DIRECTIVE 1>
In the film review below, reproduce word for word the passage that begins at the words "Cast: Ben Affleck, Oscar" and stops after the words "Ron Patane. Music: Disasterpeace.".

PROVIDED PASSAGE>
== == ==
Tuesday, September 20, 2022

Triple Frontier (J.C. Chandor, 2019)

 













Cast: Ben Affleck, Oscar Isaac, Charlie Hunnam, Garrett Hedlund, Pedro Pascal, Adria Arjona. Screenplay: Mark Boal, J.C. Chandor. Cinematography: Roman Vasyanov. Production design: Greg Berry. Film editing: Ron Patane. Music: Disasterpeace. 

Mark Boal’s screenplay for Triple Frontier was kicked around for several years before it was finally made. Originally planned to be directed by Kathryn Bigelow, who directed Boal’s Oscar-winning The Hurt Locker and Oscar-nominated Zero Dark Thirty scripts, it was going to star Tom Hanks and Johnny Depp. When that fell through, other directors and other stars were talked about, including Channing Tatum, Mark Wahlberg, Will Smith, and Mahershala Ali. That it wound up starring Ben Affleck, Oscar Isaac, Charlie Hunnam, Garrett Hedlund, and Pedro Pascal is a pretty good indication that filmmakers now have a solid roster of male actors to call on. All that cast shuffling and script massaging may have taken a little toll on the final product, which is a pretty good movie that doesn’t quite have the kinetic charge it needs. The story is about five veterans of the Special Forces who get together to assassinate a South American drug lord and steal the millions he has stashed away. The triple frontier of the title is the Tres Fronteras area where Brazil, Peru, and Colombia come together. The five men have all fallen on hard times after leaving the military. Affleck’s character, nicknamed “Redfly,” the former leader of the group, is trying to make a living selling real estate and struggling with a failed marriage. “Ironhead” (Hunnam) ekes out a living making motivational speeches to new recruits. His brother, Ben (Hedlund), gets a battering as a cage fighter. “Catfish” (Pascal) is a pilot whose license has been suspended because the plane he was hired to fly was loaded with cocaine. Only “Pope” (Isaac) still has military ties: He’s a hired gun for law enforcement organizations. With such varied backstories, the characters in Triple Frontier ought to be more involving, especially when their plan initially succeeds but then falls apart in a grueling attempt to haul the cash they scavenge across the Andes to their escape vessel. There are echoes of much better movies in this one, such as The Wages of Fear (Henri-Georges Clouzot, 1953) and The Treasure of the Sierra Madre (John Huston, 1948). But Triple Frontier, despite the hard work of its fine cast, seems muddled – and even, dare I say, muddied by the gloomycam cinematography.
== == ==
(Recorded data)

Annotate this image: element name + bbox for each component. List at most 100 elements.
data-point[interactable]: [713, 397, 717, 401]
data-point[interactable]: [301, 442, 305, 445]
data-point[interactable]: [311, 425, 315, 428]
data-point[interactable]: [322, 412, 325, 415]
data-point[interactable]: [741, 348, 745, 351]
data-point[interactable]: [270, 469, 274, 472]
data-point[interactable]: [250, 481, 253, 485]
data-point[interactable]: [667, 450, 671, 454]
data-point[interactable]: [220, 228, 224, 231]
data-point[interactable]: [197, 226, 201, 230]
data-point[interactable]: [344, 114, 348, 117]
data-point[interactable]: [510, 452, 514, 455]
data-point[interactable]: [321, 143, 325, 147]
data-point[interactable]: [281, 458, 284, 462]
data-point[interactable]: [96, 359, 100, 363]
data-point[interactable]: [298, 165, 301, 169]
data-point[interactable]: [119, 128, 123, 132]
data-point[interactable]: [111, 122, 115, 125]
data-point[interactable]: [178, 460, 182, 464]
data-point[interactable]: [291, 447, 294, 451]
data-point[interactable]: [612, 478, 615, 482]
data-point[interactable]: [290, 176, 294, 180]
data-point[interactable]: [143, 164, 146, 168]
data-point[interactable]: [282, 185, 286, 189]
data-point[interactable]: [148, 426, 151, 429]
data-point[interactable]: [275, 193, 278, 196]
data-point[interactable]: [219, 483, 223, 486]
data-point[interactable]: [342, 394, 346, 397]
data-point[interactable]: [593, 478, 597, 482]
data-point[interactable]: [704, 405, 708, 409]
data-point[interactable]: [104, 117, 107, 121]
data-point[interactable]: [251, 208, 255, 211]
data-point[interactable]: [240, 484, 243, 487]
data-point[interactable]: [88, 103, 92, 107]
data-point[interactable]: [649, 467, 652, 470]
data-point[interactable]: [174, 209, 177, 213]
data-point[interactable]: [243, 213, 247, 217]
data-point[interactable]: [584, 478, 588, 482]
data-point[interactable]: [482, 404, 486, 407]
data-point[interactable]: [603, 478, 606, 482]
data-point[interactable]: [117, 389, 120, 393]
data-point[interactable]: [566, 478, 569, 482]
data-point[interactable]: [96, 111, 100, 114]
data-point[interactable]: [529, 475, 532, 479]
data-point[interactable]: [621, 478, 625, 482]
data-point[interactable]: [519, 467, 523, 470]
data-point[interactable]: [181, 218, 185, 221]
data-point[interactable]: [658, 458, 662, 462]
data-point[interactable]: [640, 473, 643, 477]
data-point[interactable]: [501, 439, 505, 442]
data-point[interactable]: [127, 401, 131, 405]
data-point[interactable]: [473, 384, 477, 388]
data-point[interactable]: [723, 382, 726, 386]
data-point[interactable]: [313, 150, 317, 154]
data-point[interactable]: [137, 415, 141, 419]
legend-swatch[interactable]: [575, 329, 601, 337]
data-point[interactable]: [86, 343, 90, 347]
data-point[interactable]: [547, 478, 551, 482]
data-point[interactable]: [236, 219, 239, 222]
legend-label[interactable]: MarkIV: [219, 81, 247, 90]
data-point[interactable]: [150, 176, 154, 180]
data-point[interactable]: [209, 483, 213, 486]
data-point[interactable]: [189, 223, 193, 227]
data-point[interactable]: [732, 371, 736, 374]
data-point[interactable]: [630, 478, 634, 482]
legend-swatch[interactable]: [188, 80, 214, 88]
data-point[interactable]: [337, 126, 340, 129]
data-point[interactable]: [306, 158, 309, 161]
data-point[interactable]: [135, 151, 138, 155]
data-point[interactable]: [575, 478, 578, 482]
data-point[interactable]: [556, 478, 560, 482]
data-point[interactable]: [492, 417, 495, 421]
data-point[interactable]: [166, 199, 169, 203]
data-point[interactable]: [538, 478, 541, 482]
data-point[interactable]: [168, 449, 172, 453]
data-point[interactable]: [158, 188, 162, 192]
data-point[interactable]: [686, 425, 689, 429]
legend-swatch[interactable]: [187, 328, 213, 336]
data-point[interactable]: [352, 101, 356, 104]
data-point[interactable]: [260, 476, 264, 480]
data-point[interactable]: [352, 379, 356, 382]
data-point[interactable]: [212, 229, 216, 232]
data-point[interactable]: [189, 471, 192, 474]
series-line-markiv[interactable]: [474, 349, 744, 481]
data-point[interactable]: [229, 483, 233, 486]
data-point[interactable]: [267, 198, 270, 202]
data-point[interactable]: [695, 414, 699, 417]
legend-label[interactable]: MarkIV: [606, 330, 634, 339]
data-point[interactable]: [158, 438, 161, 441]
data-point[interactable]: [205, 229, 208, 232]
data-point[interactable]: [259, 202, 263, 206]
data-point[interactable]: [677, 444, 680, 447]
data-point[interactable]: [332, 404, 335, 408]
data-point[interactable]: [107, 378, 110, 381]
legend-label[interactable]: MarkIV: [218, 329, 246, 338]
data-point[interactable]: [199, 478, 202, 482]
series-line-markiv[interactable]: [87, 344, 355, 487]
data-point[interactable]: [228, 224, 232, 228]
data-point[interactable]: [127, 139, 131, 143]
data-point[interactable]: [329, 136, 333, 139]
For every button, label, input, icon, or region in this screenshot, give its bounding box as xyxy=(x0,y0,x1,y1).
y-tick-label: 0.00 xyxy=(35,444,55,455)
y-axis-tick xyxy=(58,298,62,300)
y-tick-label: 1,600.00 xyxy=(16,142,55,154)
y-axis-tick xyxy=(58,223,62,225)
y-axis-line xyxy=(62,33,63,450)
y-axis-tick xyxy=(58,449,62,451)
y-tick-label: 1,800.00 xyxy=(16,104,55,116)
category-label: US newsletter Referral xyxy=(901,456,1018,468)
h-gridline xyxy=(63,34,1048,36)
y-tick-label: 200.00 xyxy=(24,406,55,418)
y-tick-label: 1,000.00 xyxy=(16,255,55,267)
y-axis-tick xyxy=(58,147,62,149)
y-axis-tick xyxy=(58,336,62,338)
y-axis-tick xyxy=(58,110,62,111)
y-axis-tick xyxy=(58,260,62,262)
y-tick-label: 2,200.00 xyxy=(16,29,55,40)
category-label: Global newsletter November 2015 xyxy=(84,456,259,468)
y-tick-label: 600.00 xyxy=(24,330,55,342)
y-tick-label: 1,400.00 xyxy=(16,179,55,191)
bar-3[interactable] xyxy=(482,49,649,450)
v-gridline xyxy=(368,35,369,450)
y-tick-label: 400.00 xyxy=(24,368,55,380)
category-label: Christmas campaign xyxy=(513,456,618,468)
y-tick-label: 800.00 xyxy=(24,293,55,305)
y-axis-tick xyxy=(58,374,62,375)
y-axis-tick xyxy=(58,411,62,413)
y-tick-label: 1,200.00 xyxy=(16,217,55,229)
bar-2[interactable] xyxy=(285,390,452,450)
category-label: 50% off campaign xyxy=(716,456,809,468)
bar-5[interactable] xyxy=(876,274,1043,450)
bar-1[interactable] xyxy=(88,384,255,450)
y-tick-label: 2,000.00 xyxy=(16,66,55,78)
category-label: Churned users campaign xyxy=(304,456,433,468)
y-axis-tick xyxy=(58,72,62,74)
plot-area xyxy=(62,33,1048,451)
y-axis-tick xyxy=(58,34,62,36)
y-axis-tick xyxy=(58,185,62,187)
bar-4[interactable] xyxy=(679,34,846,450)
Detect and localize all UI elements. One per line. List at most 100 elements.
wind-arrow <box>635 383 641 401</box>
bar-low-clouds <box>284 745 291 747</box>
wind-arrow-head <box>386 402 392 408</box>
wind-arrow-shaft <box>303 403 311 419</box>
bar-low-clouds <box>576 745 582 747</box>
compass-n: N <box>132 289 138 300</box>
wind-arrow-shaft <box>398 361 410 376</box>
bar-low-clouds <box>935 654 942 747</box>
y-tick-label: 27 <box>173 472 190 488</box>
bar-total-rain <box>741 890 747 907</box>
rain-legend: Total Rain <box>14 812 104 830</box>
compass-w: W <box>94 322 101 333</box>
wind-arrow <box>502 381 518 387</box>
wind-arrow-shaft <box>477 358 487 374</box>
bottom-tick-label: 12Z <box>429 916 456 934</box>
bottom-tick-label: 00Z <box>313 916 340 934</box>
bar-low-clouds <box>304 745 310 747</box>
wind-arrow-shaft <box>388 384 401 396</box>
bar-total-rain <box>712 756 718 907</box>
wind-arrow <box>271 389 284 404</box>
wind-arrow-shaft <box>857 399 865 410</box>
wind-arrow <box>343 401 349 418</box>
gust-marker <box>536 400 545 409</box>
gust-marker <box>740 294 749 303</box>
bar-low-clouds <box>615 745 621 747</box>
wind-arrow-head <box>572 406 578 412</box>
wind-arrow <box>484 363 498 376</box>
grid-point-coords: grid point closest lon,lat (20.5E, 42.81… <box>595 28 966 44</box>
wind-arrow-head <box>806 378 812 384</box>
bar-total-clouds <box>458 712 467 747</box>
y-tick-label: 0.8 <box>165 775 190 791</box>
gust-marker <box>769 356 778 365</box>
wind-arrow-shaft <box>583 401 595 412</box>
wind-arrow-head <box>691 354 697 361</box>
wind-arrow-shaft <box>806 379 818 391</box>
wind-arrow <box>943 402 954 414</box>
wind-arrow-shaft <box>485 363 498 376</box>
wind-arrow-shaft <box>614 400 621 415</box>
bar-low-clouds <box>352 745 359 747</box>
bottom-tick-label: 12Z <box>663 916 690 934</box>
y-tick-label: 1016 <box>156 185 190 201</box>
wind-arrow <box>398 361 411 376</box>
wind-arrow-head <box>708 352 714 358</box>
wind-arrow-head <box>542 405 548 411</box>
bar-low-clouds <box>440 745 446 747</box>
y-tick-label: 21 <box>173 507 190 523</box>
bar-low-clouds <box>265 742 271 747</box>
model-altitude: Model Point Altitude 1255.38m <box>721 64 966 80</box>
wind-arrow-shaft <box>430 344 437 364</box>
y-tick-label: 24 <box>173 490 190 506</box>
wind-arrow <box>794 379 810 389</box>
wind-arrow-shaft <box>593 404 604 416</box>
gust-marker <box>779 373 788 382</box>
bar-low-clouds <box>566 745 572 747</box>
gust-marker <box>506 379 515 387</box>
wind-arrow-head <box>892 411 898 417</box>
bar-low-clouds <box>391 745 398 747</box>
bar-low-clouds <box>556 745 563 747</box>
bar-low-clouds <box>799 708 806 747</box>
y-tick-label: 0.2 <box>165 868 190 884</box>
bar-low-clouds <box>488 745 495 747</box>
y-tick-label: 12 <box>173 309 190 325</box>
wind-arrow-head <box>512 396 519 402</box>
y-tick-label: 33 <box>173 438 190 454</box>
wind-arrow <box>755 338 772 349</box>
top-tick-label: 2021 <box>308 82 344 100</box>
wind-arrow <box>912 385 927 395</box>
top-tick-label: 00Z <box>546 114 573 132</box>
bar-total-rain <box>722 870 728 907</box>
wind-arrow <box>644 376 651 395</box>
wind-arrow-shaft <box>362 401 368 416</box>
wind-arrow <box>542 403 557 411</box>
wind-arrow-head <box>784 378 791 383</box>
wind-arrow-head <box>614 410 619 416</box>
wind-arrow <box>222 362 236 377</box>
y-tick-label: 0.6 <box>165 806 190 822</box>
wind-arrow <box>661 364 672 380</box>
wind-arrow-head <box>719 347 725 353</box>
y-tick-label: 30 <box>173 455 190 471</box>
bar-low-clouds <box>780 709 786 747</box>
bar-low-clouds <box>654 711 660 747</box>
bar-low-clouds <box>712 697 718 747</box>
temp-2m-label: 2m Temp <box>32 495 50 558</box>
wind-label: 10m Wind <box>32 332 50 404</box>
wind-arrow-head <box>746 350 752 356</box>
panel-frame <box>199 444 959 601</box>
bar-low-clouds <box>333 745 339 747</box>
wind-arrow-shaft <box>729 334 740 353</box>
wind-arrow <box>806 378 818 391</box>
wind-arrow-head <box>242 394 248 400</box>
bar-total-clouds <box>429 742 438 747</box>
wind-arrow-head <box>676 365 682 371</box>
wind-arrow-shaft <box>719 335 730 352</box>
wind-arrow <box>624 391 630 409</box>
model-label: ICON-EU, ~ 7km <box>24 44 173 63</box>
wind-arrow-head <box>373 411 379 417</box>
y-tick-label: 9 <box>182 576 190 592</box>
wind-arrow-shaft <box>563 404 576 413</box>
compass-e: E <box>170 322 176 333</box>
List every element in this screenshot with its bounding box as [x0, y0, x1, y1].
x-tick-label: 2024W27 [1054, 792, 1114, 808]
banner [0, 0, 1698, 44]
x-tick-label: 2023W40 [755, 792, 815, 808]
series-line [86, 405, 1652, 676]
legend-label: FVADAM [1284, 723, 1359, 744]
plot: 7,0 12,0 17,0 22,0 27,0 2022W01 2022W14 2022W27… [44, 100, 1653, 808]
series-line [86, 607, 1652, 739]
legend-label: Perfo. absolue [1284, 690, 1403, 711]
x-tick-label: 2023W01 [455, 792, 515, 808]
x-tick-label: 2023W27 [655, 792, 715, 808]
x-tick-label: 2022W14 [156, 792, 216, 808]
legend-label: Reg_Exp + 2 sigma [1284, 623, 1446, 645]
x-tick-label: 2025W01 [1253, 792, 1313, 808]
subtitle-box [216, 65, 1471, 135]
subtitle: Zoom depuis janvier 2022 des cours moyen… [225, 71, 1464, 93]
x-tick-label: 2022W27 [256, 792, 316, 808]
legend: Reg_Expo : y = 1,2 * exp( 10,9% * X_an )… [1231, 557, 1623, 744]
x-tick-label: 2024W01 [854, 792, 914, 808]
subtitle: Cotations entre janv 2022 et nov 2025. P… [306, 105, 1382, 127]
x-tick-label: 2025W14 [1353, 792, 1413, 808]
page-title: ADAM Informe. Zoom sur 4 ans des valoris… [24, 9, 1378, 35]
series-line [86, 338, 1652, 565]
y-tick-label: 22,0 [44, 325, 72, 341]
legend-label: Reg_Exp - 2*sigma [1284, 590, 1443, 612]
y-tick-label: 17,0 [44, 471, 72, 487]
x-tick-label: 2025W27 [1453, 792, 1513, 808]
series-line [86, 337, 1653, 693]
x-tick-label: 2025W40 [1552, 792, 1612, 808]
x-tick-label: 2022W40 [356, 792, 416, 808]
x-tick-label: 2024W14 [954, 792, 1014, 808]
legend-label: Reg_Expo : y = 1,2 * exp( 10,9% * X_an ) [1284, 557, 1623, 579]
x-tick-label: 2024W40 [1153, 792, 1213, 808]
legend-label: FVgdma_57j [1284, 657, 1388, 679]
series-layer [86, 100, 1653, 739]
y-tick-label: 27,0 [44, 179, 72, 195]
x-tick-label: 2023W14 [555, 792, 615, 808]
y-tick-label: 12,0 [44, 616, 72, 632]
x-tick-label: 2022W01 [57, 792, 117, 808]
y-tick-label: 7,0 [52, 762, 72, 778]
== == ==
DIRECTIVE 2>
Quote the records above, beginning at their first line and stopping after the line that contains "data-point[interactable]: [270, 469, 274, 472]".

WRITTEN RESPONSE 1>
Cast: Ben Affleck, Oscar Isaac, Charlie Hunnam, Garrett Hedlund, Pedro Pascal, Adria Arjona. Screenplay: Mark Boal, J.C. Chandor. Cinematography: Roman Vasyanov. Production design: Greg Berry. Film editing: Ron Patane. Music: Disasterpeace.

WRITTEN RESPONSE 2>
Annotate this image: element name + bbox for each component. List at most 100 elements.
data-point[interactable]: [713, 397, 717, 401]
data-point[interactable]: [301, 442, 305, 445]
data-point[interactable]: [311, 425, 315, 428]
data-point[interactable]: [322, 412, 325, 415]
data-point[interactable]: [741, 348, 745, 351]
data-point[interactable]: [270, 469, 274, 472]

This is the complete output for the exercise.